* **Instruction**: Keep the pictures out and restate every record exactly.

* **Data for the task**:
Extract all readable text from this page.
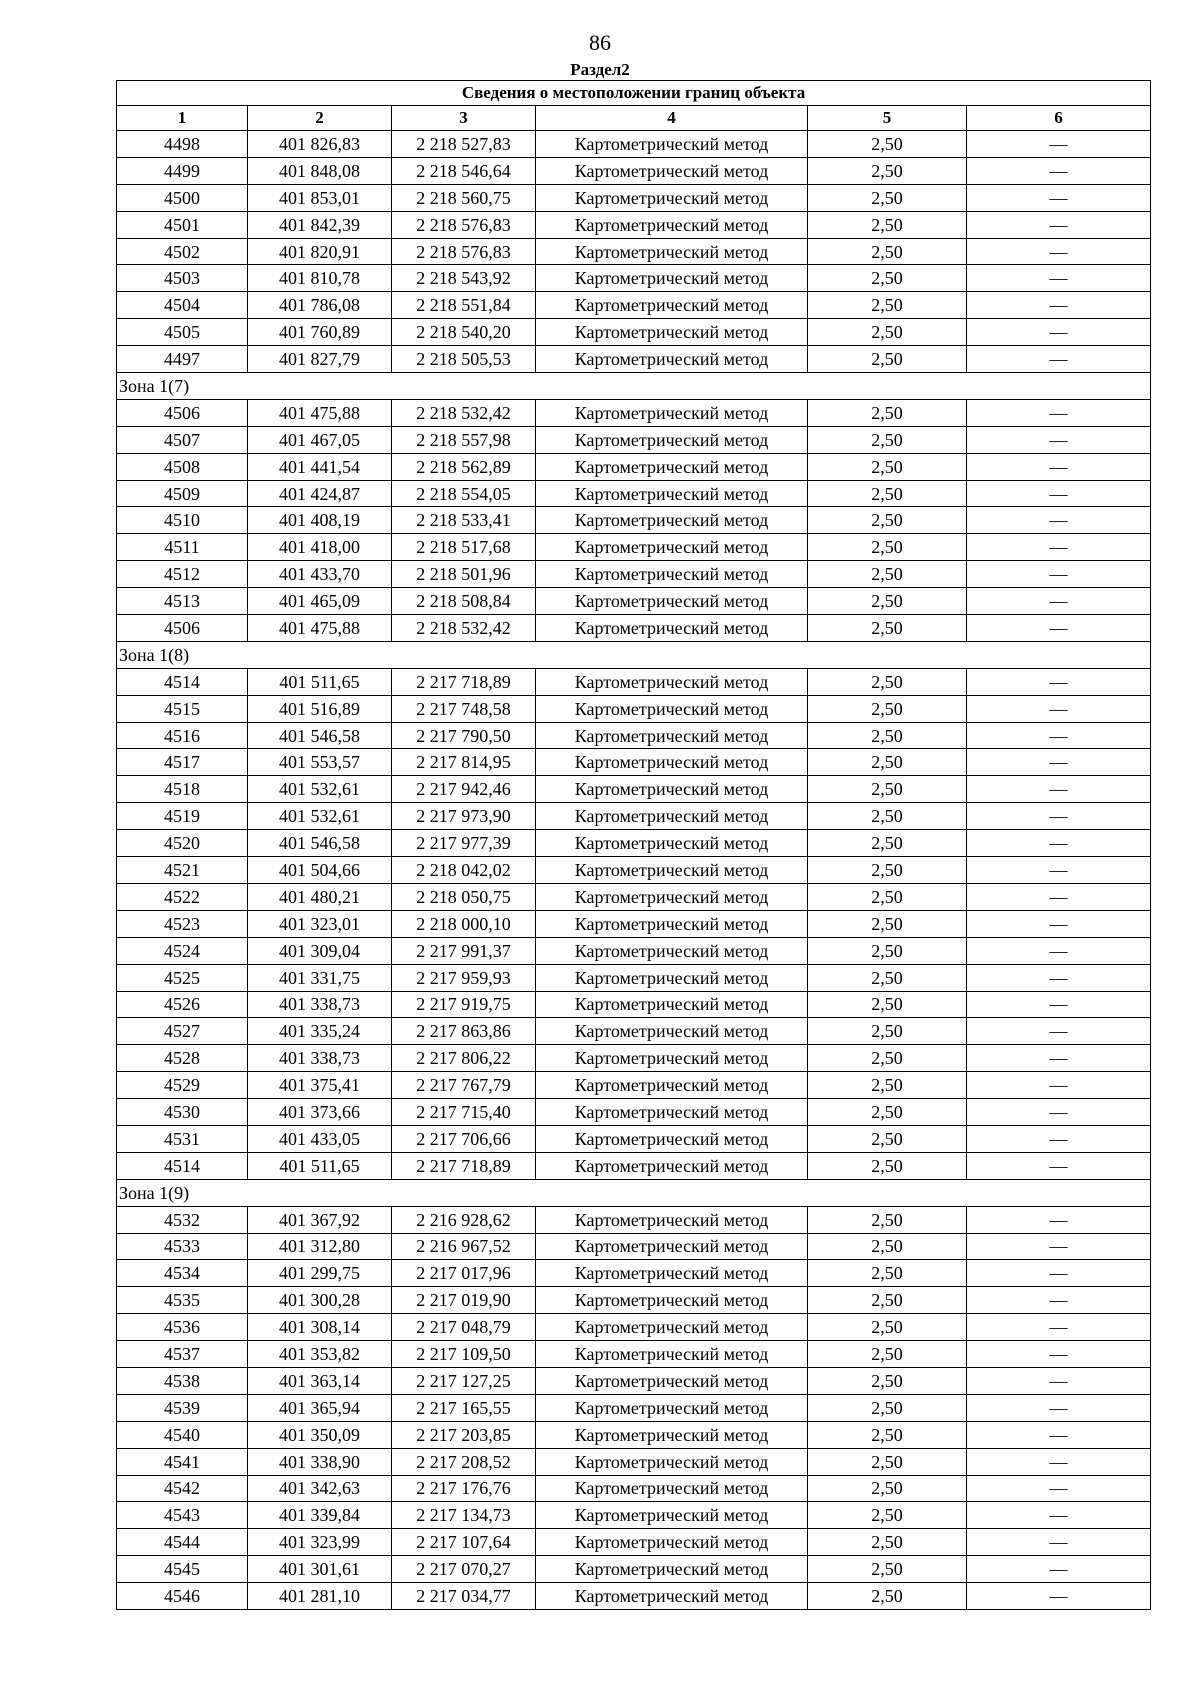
86
Раздел2
Сведения о местоположении границ объекта					
1	2	3	4	5	6
4498	401 826,83	2 218 527,83	Картометрический метод	2,50	—
4499	401 848,08	2 218 546,64	Картометрический метод	2,50	—
4500	401 853,01	2 218 560,75	Картометрический метод	2,50	—
4501	401 842,39	2 218 576,83	Картометрический метод	2,50	—
4502	401 820,91	2 218 576,83	Картометрический метод	2,50	—
4503	401 810,78	2 218 543,92	Картометрический метод	2,50	—
4504	401 786,08	2 218 551,84	Картометрический метод	2,50	—
4505	401 760,89	2 218 540,20	Картометрический метод	2,50	—
4497	401 827,79	2 218 505,53	Картометрический метод	2,50	—
Зона 1(7)					
4506	401 475,88	2 218 532,42	Картометрический метод	2,50	—
4507	401 467,05	2 218 557,98	Картометрический метод	2,50	—
4508	401 441,54	2 218 562,89	Картометрический метод	2,50	—
4509	401 424,87	2 218 554,05	Картометрический метод	2,50	—
4510	401 408,19	2 218 533,41	Картометрический метод	2,50	—
4511	401 418,00	2 218 517,68	Картометрический метод	2,50	—
4512	401 433,70	2 218 501,96	Картометрический метод	2,50	—
4513	401 465,09	2 218 508,84	Картометрический метод	2,50	—
4506	401 475,88	2 218 532,42	Картометрический метод	2,50	—
Зона 1(8)					
4514	401 511,65	2 217 718,89	Картометрический метод	2,50	—
4515	401 516,89	2 217 748,58	Картометрический метод	2,50	—
4516	401 546,58	2 217 790,50	Картометрический метод	2,50	—
4517	401 553,57	2 217 814,95	Картометрический метод	2,50	—
4518	401 532,61	2 217 942,46	Картометрический метод	2,50	—
4519	401 532,61	2 217 973,90	Картометрический метод	2,50	—
4520	401 546,58	2 217 977,39	Картометрический метод	2,50	—
4521	401 504,66	2 218 042,02	Картометрический метод	2,50	—
4522	401 480,21	2 218 050,75	Картометрический метод	2,50	—
4523	401 323,01	2 218 000,10	Картометрический метод	2,50	—
4524	401 309,04	2 217 991,37	Картометрический метод	2,50	—
4525	401 331,75	2 217 959,93	Картометрический метод	2,50	—
4526	401 338,73	2 217 919,75	Картометрический метод	2,50	—
4527	401 335,24	2 217 863,86	Картометрический метод	2,50	—
4528	401 338,73	2 217 806,22	Картометрический метод	2,50	—
4529	401 375,41	2 217 767,79	Картометрический метод	2,50	—
4530	401 373,66	2 217 715,40	Картометрический метод	2,50	—
4531	401 433,05	2 217 706,66	Картометрический метод	2,50	—
4514	401 511,65	2 217 718,89	Картометрический метод	2,50	—
Зона 1(9)					
4532	401 367,92	2 216 928,62	Картометрический метод	2,50	—
4533	401 312,80	2 216 967,52	Картометрический метод	2,50	—
4534	401 299,75	2 217 017,96	Картометрический метод	2,50	—
4535	401 300,28	2 217 019,90	Картометрический метод	2,50	—
4536	401 308,14	2 217 048,79	Картометрический метод	2,50	—
4537	401 353,82	2 217 109,50	Картометрический метод	2,50	—
4538	401 363,14	2 217 127,25	Картометрический метод	2,50	—
4539	401 365,94	2 217 165,55	Картометрический метод	2,50	—
4540	401 350,09	2 217 203,85	Картометрический метод	2,50	—
4541	401 338,90	2 217 208,52	Картометрический метод	2,50	—
4542	401 342,63	2 217 176,76	Картометрический метод	2,50	—
4543	401 339,84	2 217 134,73	Картометрический метод	2,50	—
4544	401 323,99	2 217 107,64	Картометрический метод	2,50	—
4545	401 301,61	2 217 070,27	Картометрический метод	2,50	—
4546	401 281,10	2 217 034,77	Картометрический метод	2,50	—
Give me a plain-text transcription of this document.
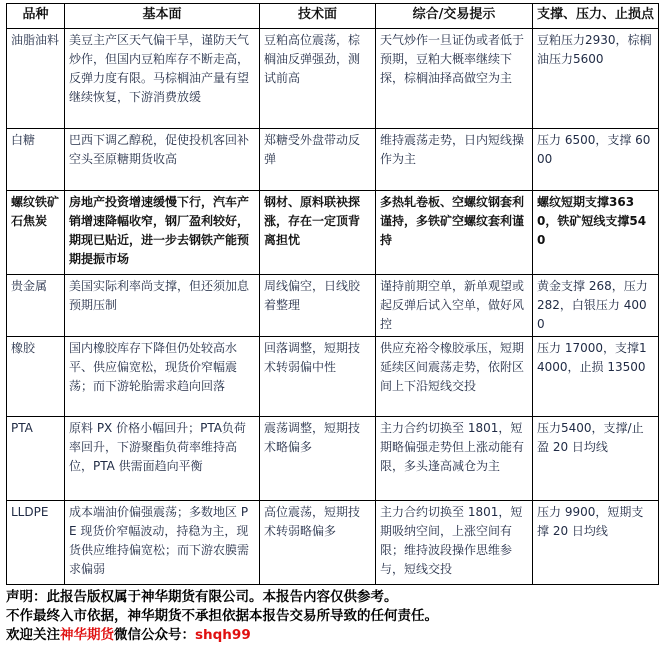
品种	基本面	技术面	综合/交易提示	支撑、压力、止损点
油脂油料	美豆主产区天气偏干旱，谨防天气炒作，但国内豆粕库存不断走高，反弹力度有限。马棕榈油产量有望继续恢复，下游消费放缓	豆粕高位震荡，棕榈油反弹强劲，测试前高	天气炒作一旦证伪或者低于预期，豆粕大概率继续下探，棕榈油择高做空为主	豆粕压力2930，棕榈油压力5600
白糖	巴西下调乙醇税，促使投机客回补空头至原糖期货收高	郑糖受外盘带动反弹	维持震荡走势，日内短线操作为主	压力 6500，支撑 6000
螺纹铁矿石焦炭	房地产投资增速缓慢下行，汽车产销增速降幅收窄，钢厂盈利较好，期现已贴近，进一步去钢铁产能预期提振市场	钢材、原料联袂探涨，存在一定顶背离担忧	多热轧卷板、空螺纹钢套利谨持，多铁矿空螺纹套利谨持	螺纹短期支撑3630，铁矿短线支撑540
贵金属	美国实际利率尚支撑，但还须加息预期压制	周线偏空，日线胶着整理	谨持前期空单，新单观望或起反弹后试入空单，做好风控	黄金支撑 268，压力282，白银压力 4000
橡胶	国内橡胶库存下降但仍处较高水平、供应偏宽松，现货价窄幅震荡；而下游轮胎需求趋向回落	回落调整，短期技术转弱偏中性	供应充裕令橡胶承压，短期延续区间震荡走势，依附区间上下沿短线交投	压力 17000，支撑14000，止损 13500
PTA	原料 PX 价格小幅回升；PTA负荷率回升，下游聚酯负荷率维持高位，PTA 供需面趋向平衡	震荡调整，短期技术略偏多	主力合约切换至 1801，短期略偏强走势但上涨动能有限，多头逢高减仓为主	压力5400，支撑/止盈 20 日均线
LLDPE	成本端油价偏强震荡；多数地区 PE 现货价窄幅波动，持稳为主，现货供应维持偏宽松；而下游农膜需求偏弱	高位震荡，短期技术转弱略偏多	主力合约切换至 1801，短期吸纳空间，上涨空间有限；维持波段操作思维参与，短线交投	压力 9900，短期支撑 20 日均线
声明：此报告版权属于神华期货有限公司。本报告内容仅供参考。
不作最终入市依据，神华期货不承担依据本报告交易所导致的任何责任。
欢迎关注神华期货微信公众号：shqh99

* **Correct result**:
Extract all readable text from this page.
86
Раздел2
Сведения о местоположении границ объекта					
1	2	3	4	5	6
4498	401 826,83	2 218 527,83	Картометрический метод	2,50	—
4499	401 848,08	2 218 546,64	Картометрический метод	2,50	—
4500	401 853,01	2 218 560,75	Картометрический метод	2,50	—
4501	401 842,39	2 218 576,83	Картометрический метод	2,50	—
4502	401 820,91	2 218 576,83	Картометрический метод	2,50	—
4503	401 810,78	2 218 543,92	Картометрический метод	2,50	—
4504	401 786,08	2 218 551,84	Картометрический метод	2,50	—
4505	401 760,89	2 218 540,20	Картометрический метод	2,50	—
4497	401 827,79	2 218 505,53	Картометрический метод	2,50	—
Зона 1(7)					
4506	401 475,88	2 218 532,42	Картометрический метод	2,50	—
4507	401 467,05	2 218 557,98	Картометрический метод	2,50	—
4508	401 441,54	2 218 562,89	Картометрический метод	2,50	—
4509	401 424,87	2 218 554,05	Картометрический метод	2,50	—
4510	401 408,19	2 218 533,41	Картометрический метод	2,50	—
4511	401 418,00	2 218 517,68	Картометрический метод	2,50	—
4512	401 433,70	2 218 501,96	Картометрический метод	2,50	—
4513	401 465,09	2 218 508,84	Картометрический метод	2,50	—
4506	401 475,88	2 218 532,42	Картометрический метод	2,50	—
Зона 1(8)					
4514	401 511,65	2 217 718,89	Картометрический метод	2,50	—
4515	401 516,89	2 217 748,58	Картометрический метод	2,50	—
4516	401 546,58	2 217 790,50	Картометрический метод	2,50	—
4517	401 553,57	2 217 814,95	Картометрический метод	2,50	—
4518	401 532,61	2 217 942,46	Картометрический метод	2,50	—
4519	401 532,61	2 217 973,90	Картометрический метод	2,50	—
4520	401 546,58	2 217 977,39	Картометрический метод	2,50	—
4521	401 504,66	2 218 042,02	Картометрический метод	2,50	—
4522	401 480,21	2 218 050,75	Картометрический метод	2,50	—
4523	401 323,01	2 218 000,10	Картометрический метод	2,50	—
4524	401 309,04	2 217 991,37	Картометрический метод	2,50	—
4525	401 331,75	2 217 959,93	Картометрический метод	2,50	—
4526	401 338,73	2 217 919,75	Картометрический метод	2,50	—
4527	401 335,24	2 217 863,86	Картометрический метод	2,50	—
4528	401 338,73	2 217 806,22	Картометрический метод	2,50	—
4529	401 375,41	2 217 767,79	Картометрический метод	2,50	—
4530	401 373,66	2 217 715,40	Картометрический метод	2,50	—
4531	401 433,05	2 217 706,66	Картометрический метод	2,50	—
4514	401 511,65	2 217 718,89	Картометрический метод	2,50	—
Зона 1(9)					
4532	401 367,92	2 216 928,62	Картометрический метод	2,50	—
4533	401 312,80	2 216 967,52	Картометрический метод	2,50	—
4534	401 299,75	2 217 017,96	Картометрический метод	2,50	—
4535	401 300,28	2 217 019,90	Картометрический метод	2,50	—
4536	401 308,14	2 217 048,79	Картометрический метод	2,50	—
4537	401 353,82	2 217 109,50	Картометрический метод	2,50	—
4538	401 363,14	2 217 127,25	Картометрический метод	2,50	—
4539	401 365,94	2 217 165,55	Картометрический метод	2,50	—
4540	401 350,09	2 217 203,85	Картометрический метод	2,50	—
4541	401 338,90	2 217 208,52	Картометрический метод	2,50	—
4542	401 342,63	2 217 176,76	Картометрический метод	2,50	—
4543	401 339,84	2 217 134,73	Картометрический метод	2,50	—
4544	401 323,99	2 217 107,64	Картометрический метод	2,50	—
4545	401 301,61	2 217 070,27	Картометрический метод	2,50	—
4546	401 281,10	2 217 034,77	Картометрический метод	2,50	—
Give me a plain-text transcription of this document.
品种	基本面	技术面	综合/交易提示	支撑、压力、止损点
油脂油料	美豆主产区天气偏干旱，谨防天气炒作，但国内豆粕库存不断走高，反弹力度有限。马棕榈油产量有望继续恢复，下游消费放缓	豆粕高位震荡，棕榈油反弹强劲，测试前高	天气炒作一旦证伪或者低于预期，豆粕大概率继续下探，棕榈油择高做空为主	豆粕压力2930，棕榈油压力5600
白糖	巴西下调乙醇税，促使投机客回补空头至原糖期货收高	郑糖受外盘带动反弹	维持震荡走势，日内短线操作为主	压力 6500，支撑 6000
螺纹铁矿石焦炭	房地产投资增速缓慢下行，汽车产销增速降幅收窄，钢厂盈利较好，期现已贴近，进一步去钢铁产能预期提振市场	钢材、原料联袂探涨，存在一定顶背离担忧	多热轧卷板、空螺纹钢套利谨持，多铁矿空螺纹套利谨持	螺纹短期支撑3630，铁矿短线支撑540
贵金属	美国实际利率尚支撑，但还须加息预期压制	周线偏空，日线胶着整理	谨持前期空单，新单观望或起反弹后试入空单，做好风控	黄金支撑 268，压力282，白银压力 4000
橡胶	国内橡胶库存下降但仍处较高水平、供应偏宽松，现货价窄幅震荡；而下游轮胎需求趋向回落	回落调整，短期技术转弱偏中性	供应充裕令橡胶承压，短期延续区间震荡走势，依附区间上下沿短线交投	压力 17000，支撑14000，止损 13500
PTA	原料 PX 价格小幅回升；PTA负荷率回升，下游聚酯负荷率维持高位，PTA 供需面趋向平衡	震荡调整，短期技术略偏多	主力合约切换至 1801，短期略偏强走势但上涨动能有限，多头逢高减仓为主	压力5400，支撑/止盈 20 日均线
LLDPE	成本端油价偏强震荡；多数地区 PE 现货价窄幅波动，持稳为主，现货供应维持偏宽松；而下游农膜需求偏弱	高位震荡，短期技术转弱略偏多	主力合约切换至 1801，短期吸纳空间，上涨空间有限；维持波段操作思维参与，短线交投	压力 9900，短期支撑 20 日均线
声明：此报告版权属于神华期货有限公司。本报告内容仅供参考。
不作最终入市依据，神华期货不承担依据本报告交易所导致的任何责任。
欢迎关注神华期货微信公众号：shqh99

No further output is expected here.